**Prompt**
All lines in which the word "СТАНЦИЙ" occurs are to be extracted.

**Available records**

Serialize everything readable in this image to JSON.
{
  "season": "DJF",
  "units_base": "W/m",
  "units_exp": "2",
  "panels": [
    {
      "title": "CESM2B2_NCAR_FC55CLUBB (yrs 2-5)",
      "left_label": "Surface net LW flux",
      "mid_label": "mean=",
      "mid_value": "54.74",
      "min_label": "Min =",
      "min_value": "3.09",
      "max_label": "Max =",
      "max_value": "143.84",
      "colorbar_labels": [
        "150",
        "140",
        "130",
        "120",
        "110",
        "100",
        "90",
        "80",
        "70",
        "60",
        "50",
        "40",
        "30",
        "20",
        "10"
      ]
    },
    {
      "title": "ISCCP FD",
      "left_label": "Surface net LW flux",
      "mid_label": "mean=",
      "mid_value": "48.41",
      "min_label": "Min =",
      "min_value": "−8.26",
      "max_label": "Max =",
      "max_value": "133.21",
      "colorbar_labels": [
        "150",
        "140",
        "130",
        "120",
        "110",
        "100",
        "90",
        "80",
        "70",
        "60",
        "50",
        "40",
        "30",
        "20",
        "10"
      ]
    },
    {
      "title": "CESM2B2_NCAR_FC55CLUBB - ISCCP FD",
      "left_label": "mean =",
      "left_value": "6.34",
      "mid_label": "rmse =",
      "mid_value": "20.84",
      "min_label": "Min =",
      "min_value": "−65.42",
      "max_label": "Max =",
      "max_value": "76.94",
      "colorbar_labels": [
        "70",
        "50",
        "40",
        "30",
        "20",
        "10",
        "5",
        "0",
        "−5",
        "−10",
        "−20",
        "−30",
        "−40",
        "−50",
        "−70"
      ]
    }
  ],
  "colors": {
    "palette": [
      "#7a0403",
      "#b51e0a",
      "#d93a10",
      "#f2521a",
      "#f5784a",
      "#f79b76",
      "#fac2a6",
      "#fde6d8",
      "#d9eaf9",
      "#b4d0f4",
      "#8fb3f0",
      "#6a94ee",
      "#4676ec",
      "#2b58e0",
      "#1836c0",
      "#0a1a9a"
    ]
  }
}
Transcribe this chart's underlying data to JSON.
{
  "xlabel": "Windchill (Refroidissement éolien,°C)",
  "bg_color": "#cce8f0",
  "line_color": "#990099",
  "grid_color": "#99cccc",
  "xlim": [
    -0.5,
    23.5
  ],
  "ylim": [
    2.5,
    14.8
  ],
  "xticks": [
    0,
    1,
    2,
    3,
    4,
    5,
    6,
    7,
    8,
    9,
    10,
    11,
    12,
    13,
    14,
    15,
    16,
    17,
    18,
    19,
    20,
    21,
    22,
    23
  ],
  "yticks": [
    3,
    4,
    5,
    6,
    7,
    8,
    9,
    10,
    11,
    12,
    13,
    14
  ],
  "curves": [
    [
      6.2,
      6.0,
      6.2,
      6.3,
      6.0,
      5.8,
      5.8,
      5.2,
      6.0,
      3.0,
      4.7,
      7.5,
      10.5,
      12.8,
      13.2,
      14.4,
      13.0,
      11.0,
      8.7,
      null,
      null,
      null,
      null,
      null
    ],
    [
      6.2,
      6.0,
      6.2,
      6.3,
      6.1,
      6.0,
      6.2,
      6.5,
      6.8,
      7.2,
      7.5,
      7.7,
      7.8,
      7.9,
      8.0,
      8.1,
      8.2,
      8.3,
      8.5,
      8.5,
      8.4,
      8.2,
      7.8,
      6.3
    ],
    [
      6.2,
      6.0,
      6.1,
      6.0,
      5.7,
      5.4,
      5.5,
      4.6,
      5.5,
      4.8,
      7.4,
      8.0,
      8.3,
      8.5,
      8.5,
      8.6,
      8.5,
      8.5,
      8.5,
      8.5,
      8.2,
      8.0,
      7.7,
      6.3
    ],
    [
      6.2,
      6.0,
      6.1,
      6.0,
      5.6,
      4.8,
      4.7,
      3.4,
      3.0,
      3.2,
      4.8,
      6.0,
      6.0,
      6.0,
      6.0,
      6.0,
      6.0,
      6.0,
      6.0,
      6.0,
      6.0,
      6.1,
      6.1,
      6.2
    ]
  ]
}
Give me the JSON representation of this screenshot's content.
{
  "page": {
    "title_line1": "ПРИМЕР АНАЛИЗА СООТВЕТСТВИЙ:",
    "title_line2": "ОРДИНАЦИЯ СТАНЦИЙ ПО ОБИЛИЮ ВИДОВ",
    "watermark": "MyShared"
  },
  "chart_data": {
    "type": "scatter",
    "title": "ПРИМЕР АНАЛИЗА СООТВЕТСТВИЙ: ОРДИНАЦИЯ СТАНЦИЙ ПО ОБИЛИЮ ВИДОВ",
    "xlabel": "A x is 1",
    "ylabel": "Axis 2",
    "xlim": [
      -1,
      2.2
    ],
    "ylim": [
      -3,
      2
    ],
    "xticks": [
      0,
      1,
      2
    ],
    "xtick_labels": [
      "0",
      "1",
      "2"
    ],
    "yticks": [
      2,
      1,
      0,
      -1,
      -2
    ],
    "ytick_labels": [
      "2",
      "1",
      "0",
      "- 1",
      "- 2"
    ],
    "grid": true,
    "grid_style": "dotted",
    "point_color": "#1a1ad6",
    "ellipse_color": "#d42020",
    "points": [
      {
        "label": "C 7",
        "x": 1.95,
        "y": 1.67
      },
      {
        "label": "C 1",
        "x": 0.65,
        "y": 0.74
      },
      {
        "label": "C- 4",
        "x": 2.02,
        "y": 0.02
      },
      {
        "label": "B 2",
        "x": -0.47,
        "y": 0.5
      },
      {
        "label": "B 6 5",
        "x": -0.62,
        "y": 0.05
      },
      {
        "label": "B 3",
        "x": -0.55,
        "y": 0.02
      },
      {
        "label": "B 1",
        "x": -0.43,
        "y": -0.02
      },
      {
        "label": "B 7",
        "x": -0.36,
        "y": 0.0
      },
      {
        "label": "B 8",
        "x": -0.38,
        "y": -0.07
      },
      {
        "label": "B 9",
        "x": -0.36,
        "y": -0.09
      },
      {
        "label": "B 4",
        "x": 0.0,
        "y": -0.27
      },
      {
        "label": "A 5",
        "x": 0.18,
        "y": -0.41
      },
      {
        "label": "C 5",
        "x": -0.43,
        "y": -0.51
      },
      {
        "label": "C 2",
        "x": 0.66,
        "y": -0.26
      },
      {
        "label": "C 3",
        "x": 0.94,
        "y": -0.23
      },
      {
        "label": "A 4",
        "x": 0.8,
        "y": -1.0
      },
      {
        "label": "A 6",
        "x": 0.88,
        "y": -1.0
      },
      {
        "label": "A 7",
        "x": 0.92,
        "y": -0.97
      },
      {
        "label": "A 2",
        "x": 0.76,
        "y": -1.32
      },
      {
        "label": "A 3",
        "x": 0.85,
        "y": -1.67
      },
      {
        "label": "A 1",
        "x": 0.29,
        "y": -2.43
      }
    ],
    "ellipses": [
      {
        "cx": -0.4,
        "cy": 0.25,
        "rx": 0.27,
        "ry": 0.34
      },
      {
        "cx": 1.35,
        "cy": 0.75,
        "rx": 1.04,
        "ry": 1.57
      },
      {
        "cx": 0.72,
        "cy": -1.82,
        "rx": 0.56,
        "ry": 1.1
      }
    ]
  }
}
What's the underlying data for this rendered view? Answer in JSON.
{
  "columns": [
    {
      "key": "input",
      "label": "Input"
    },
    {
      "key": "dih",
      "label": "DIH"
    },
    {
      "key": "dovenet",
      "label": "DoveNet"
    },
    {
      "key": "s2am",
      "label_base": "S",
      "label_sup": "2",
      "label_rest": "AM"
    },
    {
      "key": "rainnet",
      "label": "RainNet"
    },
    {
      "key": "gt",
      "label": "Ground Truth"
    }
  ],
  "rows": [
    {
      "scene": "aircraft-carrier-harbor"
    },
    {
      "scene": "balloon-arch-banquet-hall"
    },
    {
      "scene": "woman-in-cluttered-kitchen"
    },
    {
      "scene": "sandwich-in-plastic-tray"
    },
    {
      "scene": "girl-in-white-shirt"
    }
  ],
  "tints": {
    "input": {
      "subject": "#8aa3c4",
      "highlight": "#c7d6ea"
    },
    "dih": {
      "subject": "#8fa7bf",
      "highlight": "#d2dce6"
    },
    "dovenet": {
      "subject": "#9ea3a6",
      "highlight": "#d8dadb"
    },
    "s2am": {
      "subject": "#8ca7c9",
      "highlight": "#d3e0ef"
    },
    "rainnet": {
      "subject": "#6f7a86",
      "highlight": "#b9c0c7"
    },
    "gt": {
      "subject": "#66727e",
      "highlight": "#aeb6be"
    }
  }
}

**Task result**
    "title_line2": "ОРДИНАЦИЯ СТАНЦИЙ ПО ОБИЛИЮ ВИДОВ",
    "title": "ПРИМЕР АНАЛИЗА СООТВЕТСТВИЙ: ОРДИНАЦИЯ СТАНЦИЙ ПО ОБИЛИЮ ВИДОВ",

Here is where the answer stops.